What this task involves
Set down the records once more, please, exactly and with the pictures left out.

===============

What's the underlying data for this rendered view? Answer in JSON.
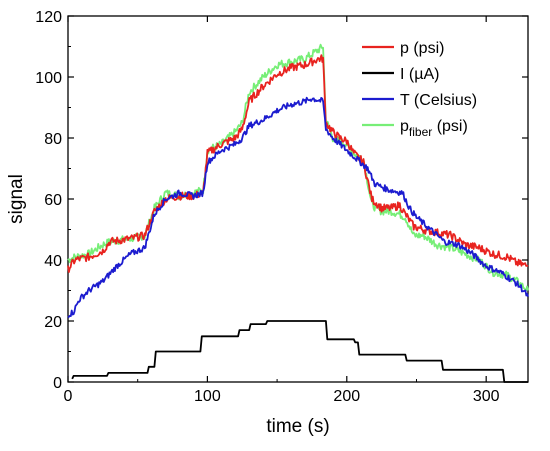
{
  "chart_data": {
    "type": "line",
    "title": "",
    "xlabel": "time (s)",
    "ylabel": "signal",
    "xlim": [
      0,
      330
    ],
    "ylim": [
      0,
      120
    ],
    "x_ticks": [
      0,
      100,
      200,
      300
    ],
    "y_ticks": [
      0,
      20,
      40,
      60,
      80,
      100,
      120
    ],
    "grid": false,
    "legend_position": "top-right",
    "series": [
      {
        "name": "p (psi)",
        "legend_main": "p (psi)",
        "color": "#e8231f",
        "points": [
          [
            0,
            37
          ],
          [
            5,
            40
          ],
          [
            15,
            41
          ],
          [
            25,
            43
          ],
          [
            30,
            46
          ],
          [
            45,
            47
          ],
          [
            55,
            48
          ],
          [
            62,
            56
          ],
          [
            70,
            60
          ],
          [
            80,
            61
          ],
          [
            90,
            61
          ],
          [
            97,
            62
          ],
          [
            100,
            75
          ],
          [
            110,
            78
          ],
          [
            120,
            80
          ],
          [
            125,
            83
          ],
          [
            130,
            92
          ],
          [
            140,
            97
          ],
          [
            150,
            101
          ],
          [
            160,
            103
          ],
          [
            170,
            104
          ],
          [
            180,
            106
          ],
          [
            183,
            106
          ],
          [
            185,
            85
          ],
          [
            190,
            82
          ],
          [
            195,
            80
          ],
          [
            200,
            79
          ],
          [
            205,
            75
          ],
          [
            212,
            72
          ],
          [
            218,
            60
          ],
          [
            225,
            57
          ],
          [
            232,
            57
          ],
          [
            238,
            58
          ],
          [
            242,
            55
          ],
          [
            248,
            51
          ],
          [
            255,
            50
          ],
          [
            265,
            49
          ],
          [
            275,
            48
          ],
          [
            285,
            45
          ],
          [
            295,
            44
          ],
          [
            305,
            42
          ],
          [
            315,
            41
          ],
          [
            322,
            39
          ],
          [
            330,
            38
          ]
        ]
      },
      {
        "name": "I (µA)",
        "legend_main": "I (µA)",
        "color": "#000000",
        "points": [
          [
            3,
            1
          ],
          [
            4,
            2
          ],
          [
            28,
            2
          ],
          [
            29,
            3
          ],
          [
            57,
            3
          ],
          [
            58,
            5
          ],
          [
            62,
            5
          ],
          [
            63,
            10
          ],
          [
            95,
            10
          ],
          [
            96,
            15
          ],
          [
            122,
            15
          ],
          [
            123,
            17
          ],
          [
            130,
            17
          ],
          [
            131,
            19
          ],
          [
            142,
            19
          ],
          [
            143,
            20
          ],
          [
            185,
            20
          ],
          [
            186,
            14
          ],
          [
            205,
            14
          ],
          [
            206,
            13
          ],
          [
            208,
            13
          ],
          [
            209,
            9
          ],
          [
            242,
            9
          ],
          [
            243,
            7
          ],
          [
            268,
            7
          ],
          [
            269,
            4
          ],
          [
            312,
            4
          ],
          [
            313,
            0
          ],
          [
            330,
            0
          ]
        ]
      },
      {
        "name": "T (Celsius)",
        "legend_main": "T (Celsius)",
        "color": "#1c1ccf",
        "points": [
          [
            0,
            22
          ],
          [
            4,
            23
          ],
          [
            8,
            27
          ],
          [
            15,
            30
          ],
          [
            25,
            33
          ],
          [
            35,
            38
          ],
          [
            45,
            42
          ],
          [
            55,
            44
          ],
          [
            62,
            55
          ],
          [
            70,
            60
          ],
          [
            80,
            62
          ],
          [
            90,
            61
          ],
          [
            97,
            62
          ],
          [
            100,
            72
          ],
          [
            110,
            76
          ],
          [
            120,
            78
          ],
          [
            125,
            80
          ],
          [
            130,
            84
          ],
          [
            140,
            86
          ],
          [
            150,
            89
          ],
          [
            160,
            91
          ],
          [
            170,
            92
          ],
          [
            175,
            93
          ],
          [
            183,
            92
          ],
          [
            185,
            83
          ],
          [
            190,
            80
          ],
          [
            195,
            78
          ],
          [
            200,
            76
          ],
          [
            205,
            74
          ],
          [
            210,
            72
          ],
          [
            215,
            70
          ],
          [
            220,
            65
          ],
          [
            230,
            63
          ],
          [
            240,
            62
          ],
          [
            245,
            57
          ],
          [
            250,
            54
          ],
          [
            260,
            50
          ],
          [
            270,
            46
          ],
          [
            280,
            45
          ],
          [
            290,
            42
          ],
          [
            300,
            38
          ],
          [
            310,
            36
          ],
          [
            320,
            33
          ],
          [
            325,
            31
          ],
          [
            330,
            28
          ]
        ]
      },
      {
        "name": "pfiber (psi)",
        "legend_main": "p",
        "legend_sub": "fiber",
        "legend_suffix": " (psi)",
        "color": "#77ee77",
        "points": [
          [
            0,
            40
          ],
          [
            5,
            41
          ],
          [
            15,
            42
          ],
          [
            25,
            45
          ],
          [
            30,
            46
          ],
          [
            45,
            47
          ],
          [
            55,
            48
          ],
          [
            62,
            57
          ],
          [
            70,
            62
          ],
          [
            80,
            61
          ],
          [
            90,
            62
          ],
          [
            97,
            63
          ],
          [
            100,
            76
          ],
          [
            110,
            78
          ],
          [
            120,
            82
          ],
          [
            125,
            85
          ],
          [
            130,
            95
          ],
          [
            140,
            100
          ],
          [
            150,
            104
          ],
          [
            160,
            105
          ],
          [
            170,
            106
          ],
          [
            180,
            109
          ],
          [
            183,
            110
          ],
          [
            185,
            86
          ],
          [
            190,
            80
          ],
          [
            195,
            79
          ],
          [
            200,
            78
          ],
          [
            205,
            75
          ],
          [
            212,
            73
          ],
          [
            218,
            58
          ],
          [
            225,
            56
          ],
          [
            232,
            56
          ],
          [
            238,
            55
          ],
          [
            242,
            54
          ],
          [
            248,
            48
          ],
          [
            255,
            48
          ],
          [
            265,
            45
          ],
          [
            275,
            44
          ],
          [
            285,
            42
          ],
          [
            295,
            40
          ],
          [
            305,
            36
          ],
          [
            315,
            35
          ],
          [
            322,
            33
          ],
          [
            330,
            30
          ]
        ]
      }
    ]
  }
}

===============

Result of this task
What's the underlying data for this rendered view? Answer in JSON.
{
  "chart_data": {
    "type": "line",
    "title": "",
    "xlabel": "time (s)",
    "ylabel": "signal",
    "xlim": [
      0,
      330
    ],
    "ylim": [
      0,
      120
    ],
    "x_ticks": [
      0,
      100,
      200,
      300
    ],
    "y_ticks": [
      0,
      20,
      40,
      60,
      80,
      100,
      120
    ],
    "grid": false,
    "legend_position": "top-right",
    "series": [
      {
        "name": "p (psi)",
        "legend_main": "p (psi)",
        "color": "#e8231f",
        "points": [
          [
            0,
            37
          ],
          [
            5,
            40
          ],
          [
            15,
            41
          ],
          [
            25,
            43
          ],
          [
            30,
            46
          ],
          [
            45,
            47
          ],
          [
            55,
            48
          ],
          [
            62,
            56
          ],
          [
            70,
            60
          ],
          [
            80,
            61
          ],
          [
            90,
            61
          ],
          [
            97,
            62
          ],
          [
            100,
            75
          ],
          [
            110,
            78
          ],
          [
            120,
            80
          ],
          [
            125,
            83
          ],
          [
            130,
            92
          ],
          [
            140,
            97
          ],
          [
            150,
            101
          ],
          [
            160,
            103
          ],
          [
            170,
            104
          ],
          [
            180,
            106
          ],
          [
            183,
            106
          ],
          [
            185,
            85
          ],
          [
            190,
            82
          ],
          [
            195,
            80
          ],
          [
            200,
            79
          ],
          [
            205,
            75
          ],
          [
            212,
            72
          ],
          [
            218,
            60
          ],
          [
            225,
            57
          ],
          [
            232,
            57
          ],
          [
            238,
            58
          ],
          [
            242,
            55
          ],
          [
            248,
            51
          ],
          [
            255,
            50
          ],
          [
            265,
            49
          ],
          [
            275,
            48
          ],
          [
            285,
            45
          ],
          [
            295,
            44
          ],
          [
            305,
            42
          ],
          [
            315,
            41
          ],
          [
            322,
            39
          ],
          [
            330,
            38
          ]
        ]
      },
      {
        "name": "I (µA)",
        "legend_main": "I (µA)",
        "color": "#000000",
        "points": [
          [
            3,
            1
          ],
          [
            4,
            2
          ],
          [
            28,
            2
          ],
          [
            29,
            3
          ],
          [
            57,
            3
          ],
          [
            58,
            5
          ],
          [
            62,
            5
          ],
          [
            63,
            10
          ],
          [
            95,
            10
          ],
          [
            96,
            15
          ],
          [
            122,
            15
          ],
          [
            123,
            17
          ],
          [
            130,
            17
          ],
          [
            131,
            19
          ],
          [
            142,
            19
          ],
          [
            143,
            20
          ],
          [
            185,
            20
          ],
          [
            186,
            14
          ],
          [
            205,
            14
          ],
          [
            206,
            13
          ],
          [
            208,
            13
          ],
          [
            209,
            9
          ],
          [
            242,
            9
          ],
          [
            243,
            7
          ],
          [
            268,
            7
          ],
          [
            269,
            4
          ],
          [
            312,
            4
          ],
          [
            313,
            0
          ],
          [
            330,
            0
          ]
        ]
      },
      {
        "name": "T (Celsius)",
        "legend_main": "T (Celsius)",
        "color": "#1c1ccf",
        "points": [
          [
            0,
            22
          ],
          [
            4,
            23
          ],
          [
            8,
            27
          ],
          [
            15,
            30
          ],
          [
            25,
            33
          ],
          [
            35,
            38
          ],
          [
            45,
            42
          ],
          [
            55,
            44
          ],
          [
            62,
            55
          ],
          [
            70,
            60
          ],
          [
            80,
            62
          ],
          [
            90,
            61
          ],
          [
            97,
            62
          ],
          [
            100,
            72
          ],
          [
            110,
            76
          ],
          [
            120,
            78
          ],
          [
            125,
            80
          ],
          [
            130,
            84
          ],
          [
            140,
            86
          ],
          [
            150,
            89
          ],
          [
            160,
            91
          ],
          [
            170,
            92
          ],
          [
            175,
            93
          ],
          [
            183,
            92
          ],
          [
            185,
            83
          ],
          [
            190,
            80
          ],
          [
            195,
            78
          ],
          [
            200,
            76
          ],
          [
            205,
            74
          ],
          [
            210,
            72
          ],
          [
            215,
            70
          ],
          [
            220,
            65
          ],
          [
            230,
            63
          ],
          [
            240,
            62
          ],
          [
            245,
            57
          ],
          [
            250,
            54
          ],
          [
            260,
            50
          ],
          [
            270,
            46
          ],
          [
            280,
            45
          ],
          [
            290,
            42
          ],
          [
            300,
            38
          ],
          [
            310,
            36
          ],
          [
            320,
            33
          ],
          [
            325,
            31
          ],
          [
            330,
            28
          ]
        ]
      },
      {
        "name": "pfiber (psi)",
        "legend_main": "p",
        "legend_sub": "fiber",
        "legend_suffix": " (psi)",
        "color": "#77ee77",
        "points": [
          [
            0,
            40
          ],
          [
            5,
            41
          ],
          [
            15,
            42
          ],
          [
            25,
            45
          ],
          [
            30,
            46
          ],
          [
            45,
            47
          ],
          [
            55,
            48
          ],
          [
            62,
            57
          ],
          [
            70,
            62
          ],
          [
            80,
            61
          ],
          [
            90,
            62
          ],
          [
            97,
            63
          ],
          [
            100,
            76
          ],
          [
            110,
            78
          ],
          [
            120,
            82
          ],
          [
            125,
            85
          ],
          [
            130,
            95
          ],
          [
            140,
            100
          ],
          [
            150,
            104
          ],
          [
            160,
            105
          ],
          [
            170,
            106
          ],
          [
            180,
            109
          ],
          [
            183,
            110
          ],
          [
            185,
            86
          ],
          [
            190,
            80
          ],
          [
            195,
            79
          ],
          [
            200,
            78
          ],
          [
            205,
            75
          ],
          [
            212,
            73
          ],
          [
            218,
            58
          ],
          [
            225,
            56
          ],
          [
            232,
            56
          ],
          [
            238,
            55
          ],
          [
            242,
            54
          ],
          [
            248,
            48
          ],
          [
            255,
            48
          ],
          [
            265,
            45
          ],
          [
            275,
            44
          ],
          [
            285,
            42
          ],
          [
            295,
            40
          ],
          [
            305,
            36
          ],
          [
            315,
            35
          ],
          [
            322,
            33
          ],
          [
            330,
            30
          ]
        ]
      }
    ]
  }
}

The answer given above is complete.